Task details:
Nothing but the lines from the one containing "Decode this image" through the last line should be written out, please, exactly as they stand.

######

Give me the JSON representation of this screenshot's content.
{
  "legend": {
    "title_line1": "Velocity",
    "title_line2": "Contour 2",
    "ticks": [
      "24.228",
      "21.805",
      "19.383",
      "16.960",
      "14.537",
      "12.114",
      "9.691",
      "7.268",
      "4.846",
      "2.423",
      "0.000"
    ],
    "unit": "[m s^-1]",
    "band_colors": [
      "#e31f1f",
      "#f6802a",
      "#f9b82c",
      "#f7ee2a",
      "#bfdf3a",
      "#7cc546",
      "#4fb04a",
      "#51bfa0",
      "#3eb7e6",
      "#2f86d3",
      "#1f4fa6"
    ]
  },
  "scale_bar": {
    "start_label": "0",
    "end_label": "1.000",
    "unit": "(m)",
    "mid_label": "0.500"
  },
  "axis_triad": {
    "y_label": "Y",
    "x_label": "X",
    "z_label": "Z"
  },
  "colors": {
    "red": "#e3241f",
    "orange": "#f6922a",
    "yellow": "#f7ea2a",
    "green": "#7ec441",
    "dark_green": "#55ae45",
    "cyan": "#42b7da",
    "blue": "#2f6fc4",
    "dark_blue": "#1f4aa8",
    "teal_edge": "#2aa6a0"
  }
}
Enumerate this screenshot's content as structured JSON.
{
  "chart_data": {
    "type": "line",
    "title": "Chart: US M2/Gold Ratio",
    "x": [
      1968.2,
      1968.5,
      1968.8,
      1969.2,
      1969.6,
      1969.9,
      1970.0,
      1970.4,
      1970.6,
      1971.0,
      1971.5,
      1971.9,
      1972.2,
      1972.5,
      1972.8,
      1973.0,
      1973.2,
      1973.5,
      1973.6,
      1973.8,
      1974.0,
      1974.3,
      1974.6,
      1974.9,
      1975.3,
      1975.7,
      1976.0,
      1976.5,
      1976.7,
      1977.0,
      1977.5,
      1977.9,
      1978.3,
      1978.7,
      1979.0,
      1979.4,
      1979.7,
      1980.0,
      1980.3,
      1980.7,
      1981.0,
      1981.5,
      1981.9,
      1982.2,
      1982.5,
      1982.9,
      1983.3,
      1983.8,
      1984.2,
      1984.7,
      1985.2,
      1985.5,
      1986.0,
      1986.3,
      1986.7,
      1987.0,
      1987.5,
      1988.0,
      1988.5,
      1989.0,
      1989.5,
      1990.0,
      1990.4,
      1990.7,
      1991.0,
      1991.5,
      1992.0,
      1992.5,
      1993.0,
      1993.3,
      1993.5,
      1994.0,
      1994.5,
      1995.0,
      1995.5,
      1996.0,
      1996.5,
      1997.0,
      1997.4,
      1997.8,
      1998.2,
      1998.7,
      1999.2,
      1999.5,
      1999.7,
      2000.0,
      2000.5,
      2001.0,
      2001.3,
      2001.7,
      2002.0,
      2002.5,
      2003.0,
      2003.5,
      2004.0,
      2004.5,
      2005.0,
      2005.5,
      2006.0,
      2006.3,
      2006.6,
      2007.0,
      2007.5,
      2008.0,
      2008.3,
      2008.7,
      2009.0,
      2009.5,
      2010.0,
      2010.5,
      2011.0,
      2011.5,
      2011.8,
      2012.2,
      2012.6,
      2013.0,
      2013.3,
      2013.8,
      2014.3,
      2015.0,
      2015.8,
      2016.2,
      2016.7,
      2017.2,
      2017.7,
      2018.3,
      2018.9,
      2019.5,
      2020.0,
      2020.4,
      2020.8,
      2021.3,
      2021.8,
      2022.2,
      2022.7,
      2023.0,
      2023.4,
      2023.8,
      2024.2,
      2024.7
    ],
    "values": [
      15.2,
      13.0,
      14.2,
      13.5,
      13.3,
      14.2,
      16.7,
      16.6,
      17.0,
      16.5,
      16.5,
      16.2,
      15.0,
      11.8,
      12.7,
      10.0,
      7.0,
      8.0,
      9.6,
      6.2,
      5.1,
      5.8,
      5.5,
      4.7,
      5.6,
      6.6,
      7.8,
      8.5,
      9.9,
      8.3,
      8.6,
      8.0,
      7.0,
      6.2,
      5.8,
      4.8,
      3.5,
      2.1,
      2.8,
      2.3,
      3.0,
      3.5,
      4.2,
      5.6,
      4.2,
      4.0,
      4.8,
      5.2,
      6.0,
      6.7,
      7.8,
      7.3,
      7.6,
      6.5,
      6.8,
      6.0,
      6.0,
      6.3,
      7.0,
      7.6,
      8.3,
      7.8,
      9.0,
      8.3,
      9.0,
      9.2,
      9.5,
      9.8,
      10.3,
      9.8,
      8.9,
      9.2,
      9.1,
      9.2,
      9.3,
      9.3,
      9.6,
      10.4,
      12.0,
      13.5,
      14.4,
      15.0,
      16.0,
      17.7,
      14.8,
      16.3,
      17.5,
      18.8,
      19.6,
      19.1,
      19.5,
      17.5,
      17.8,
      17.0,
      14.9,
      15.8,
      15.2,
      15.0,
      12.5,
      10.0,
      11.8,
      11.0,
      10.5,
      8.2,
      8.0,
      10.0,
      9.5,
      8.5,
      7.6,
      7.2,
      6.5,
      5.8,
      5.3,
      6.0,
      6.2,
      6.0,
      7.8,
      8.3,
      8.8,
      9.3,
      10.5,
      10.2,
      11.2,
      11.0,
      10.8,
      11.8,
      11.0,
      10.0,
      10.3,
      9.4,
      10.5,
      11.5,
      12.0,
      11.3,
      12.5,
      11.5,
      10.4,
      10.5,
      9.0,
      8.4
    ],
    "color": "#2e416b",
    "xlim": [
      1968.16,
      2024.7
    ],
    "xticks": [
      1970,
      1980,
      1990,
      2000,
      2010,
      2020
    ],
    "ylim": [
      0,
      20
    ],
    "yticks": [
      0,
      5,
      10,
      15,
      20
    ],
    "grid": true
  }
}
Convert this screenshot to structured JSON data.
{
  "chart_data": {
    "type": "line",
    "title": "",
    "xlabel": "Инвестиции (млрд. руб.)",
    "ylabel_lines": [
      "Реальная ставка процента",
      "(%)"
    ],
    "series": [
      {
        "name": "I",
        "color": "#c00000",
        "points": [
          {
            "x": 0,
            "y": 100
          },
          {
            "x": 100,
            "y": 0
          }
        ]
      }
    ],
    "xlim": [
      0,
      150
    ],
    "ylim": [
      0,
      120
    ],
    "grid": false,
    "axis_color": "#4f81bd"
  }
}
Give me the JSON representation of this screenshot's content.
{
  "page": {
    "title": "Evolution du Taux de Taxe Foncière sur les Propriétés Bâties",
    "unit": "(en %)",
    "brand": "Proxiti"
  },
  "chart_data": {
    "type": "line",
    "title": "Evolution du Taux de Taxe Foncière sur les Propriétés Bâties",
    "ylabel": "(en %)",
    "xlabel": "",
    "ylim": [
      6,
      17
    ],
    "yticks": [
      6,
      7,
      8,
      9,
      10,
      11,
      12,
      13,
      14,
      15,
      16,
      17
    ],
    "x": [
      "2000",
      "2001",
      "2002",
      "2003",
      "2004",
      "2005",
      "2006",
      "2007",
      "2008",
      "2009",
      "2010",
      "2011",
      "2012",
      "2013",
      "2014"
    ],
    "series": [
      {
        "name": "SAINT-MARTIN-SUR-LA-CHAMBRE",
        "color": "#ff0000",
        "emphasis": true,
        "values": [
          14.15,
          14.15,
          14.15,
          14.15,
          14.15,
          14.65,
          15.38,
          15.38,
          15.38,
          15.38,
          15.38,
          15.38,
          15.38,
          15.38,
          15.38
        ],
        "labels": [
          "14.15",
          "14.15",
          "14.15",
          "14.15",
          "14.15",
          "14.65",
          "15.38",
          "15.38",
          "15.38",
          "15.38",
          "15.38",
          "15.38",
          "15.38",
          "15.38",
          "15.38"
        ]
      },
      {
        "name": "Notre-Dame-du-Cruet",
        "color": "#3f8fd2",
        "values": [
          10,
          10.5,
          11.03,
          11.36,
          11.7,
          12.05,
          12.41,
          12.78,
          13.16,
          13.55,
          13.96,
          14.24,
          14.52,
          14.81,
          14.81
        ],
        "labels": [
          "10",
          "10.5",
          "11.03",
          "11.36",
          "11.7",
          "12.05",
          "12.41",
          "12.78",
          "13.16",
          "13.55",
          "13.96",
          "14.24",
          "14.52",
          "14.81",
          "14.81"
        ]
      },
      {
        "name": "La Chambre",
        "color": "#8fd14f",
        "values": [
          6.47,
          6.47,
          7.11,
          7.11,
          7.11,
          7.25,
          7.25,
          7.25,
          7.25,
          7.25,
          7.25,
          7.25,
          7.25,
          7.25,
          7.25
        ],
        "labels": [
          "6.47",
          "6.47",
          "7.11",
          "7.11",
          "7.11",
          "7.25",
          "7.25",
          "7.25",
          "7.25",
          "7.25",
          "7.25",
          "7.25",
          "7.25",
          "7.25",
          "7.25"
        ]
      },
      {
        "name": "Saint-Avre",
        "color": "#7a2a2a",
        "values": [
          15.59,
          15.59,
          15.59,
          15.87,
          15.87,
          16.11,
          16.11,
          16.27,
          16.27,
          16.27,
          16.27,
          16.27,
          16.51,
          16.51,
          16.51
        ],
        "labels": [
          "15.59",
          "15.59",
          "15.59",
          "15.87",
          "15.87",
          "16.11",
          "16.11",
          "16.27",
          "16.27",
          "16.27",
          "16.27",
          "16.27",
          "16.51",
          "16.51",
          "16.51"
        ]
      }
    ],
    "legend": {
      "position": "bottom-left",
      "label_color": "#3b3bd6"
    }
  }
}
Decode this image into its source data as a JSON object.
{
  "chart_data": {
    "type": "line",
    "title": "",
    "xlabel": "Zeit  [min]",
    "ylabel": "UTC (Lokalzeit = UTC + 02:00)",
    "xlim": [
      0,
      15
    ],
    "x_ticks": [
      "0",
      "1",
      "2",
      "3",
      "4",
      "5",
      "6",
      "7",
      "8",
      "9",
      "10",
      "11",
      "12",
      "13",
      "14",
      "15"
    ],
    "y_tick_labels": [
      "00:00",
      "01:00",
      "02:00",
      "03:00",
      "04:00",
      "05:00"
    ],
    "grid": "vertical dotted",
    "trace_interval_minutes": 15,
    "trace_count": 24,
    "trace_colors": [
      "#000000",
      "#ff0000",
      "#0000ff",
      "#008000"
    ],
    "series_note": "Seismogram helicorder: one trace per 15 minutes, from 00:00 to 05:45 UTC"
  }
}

######

Exercise solution:
Decode this image into its source data as a JSON object.
{
  "chart_data": {
    "type": "line",
    "title": "",
    "xlabel": "Zeit  [min]",
    "ylabel": "UTC (Lokalzeit = UTC + 02:00)",
    "xlim": [
      0,
      15
    ],
    "x_ticks": [
      "0",
      "1",
      "2",
      "3",
      "4",
      "5",
      "6",
      "7",
      "8",
      "9",
      "10",
      "11",
      "12",
      "13",
      "14",
      "15"
    ],
    "y_tick_labels": [
      "00:00",
      "01:00",
      "02:00",
      "03:00",
      "04:00",
      "05:00"
    ],
    "grid": "vertical dotted",
    "trace_interval_minutes": 15,
    "trace_count": 24,
    "trace_colors": [
      "#000000",
      "#ff0000",
      "#0000ff",
      "#008000"
    ],
    "series_note": "Seismogram helicorder: one trace per 15 minutes, from 00:00 to 05:45 UTC"
  }
}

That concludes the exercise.